REQUIREMENT → Emit the data below verbatim, stripping out any pictures.

EXERCISE MATERIALS →
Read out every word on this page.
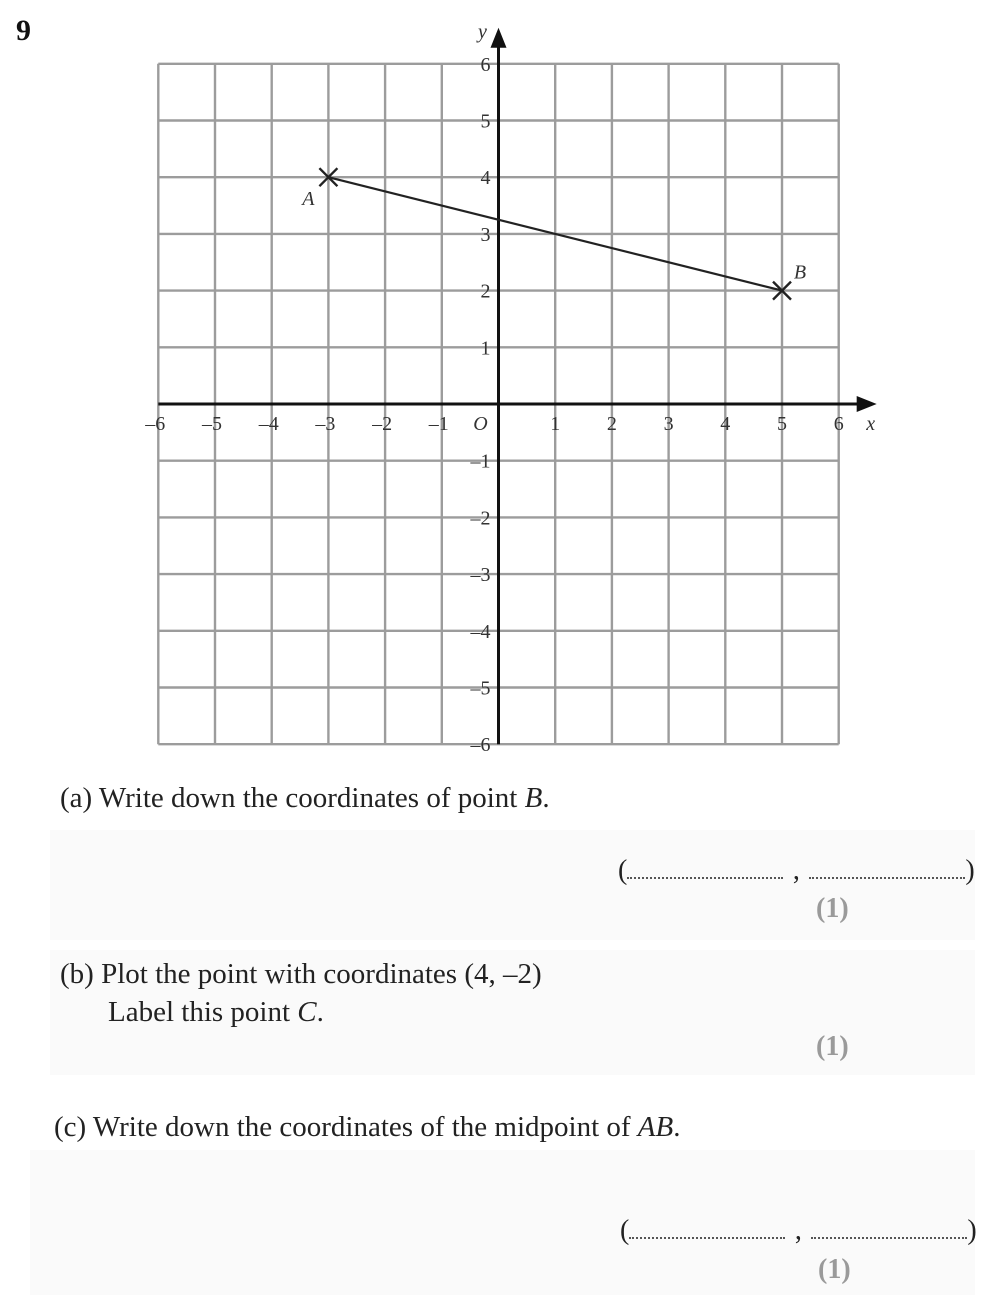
9
x
y
O
–6 –5 –4 –3 –2 –1	1 2 3 4 5 6
6
5
4
3
2
1
–1
–2
–3
–4
–5
–6
A
B
(a) Write down the coordinates of point B.
(	,	)
(1)
(b) Plot the point with coordinates (4, –2)
Label this point C.
(1)
(c) Write down the coordinates of the midpoint of AB.
(	,	)
(1)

THE RESULT →
Read out every word on this page.
9
x
y
O
–6 –5 –4 –3 –2 –1	1 2 3 4 5 6
6
5
4
3
2
1
–1
–2
–3
–4
–5
–6
A
B
(a) Write down the coordinates of point B.
(	,	)
(1)
(b) Plot the point with coordinates (4, –2)
Label this point C.
(1)
(c) Write down the coordinates of the midpoint of AB.
(	,	)
(1)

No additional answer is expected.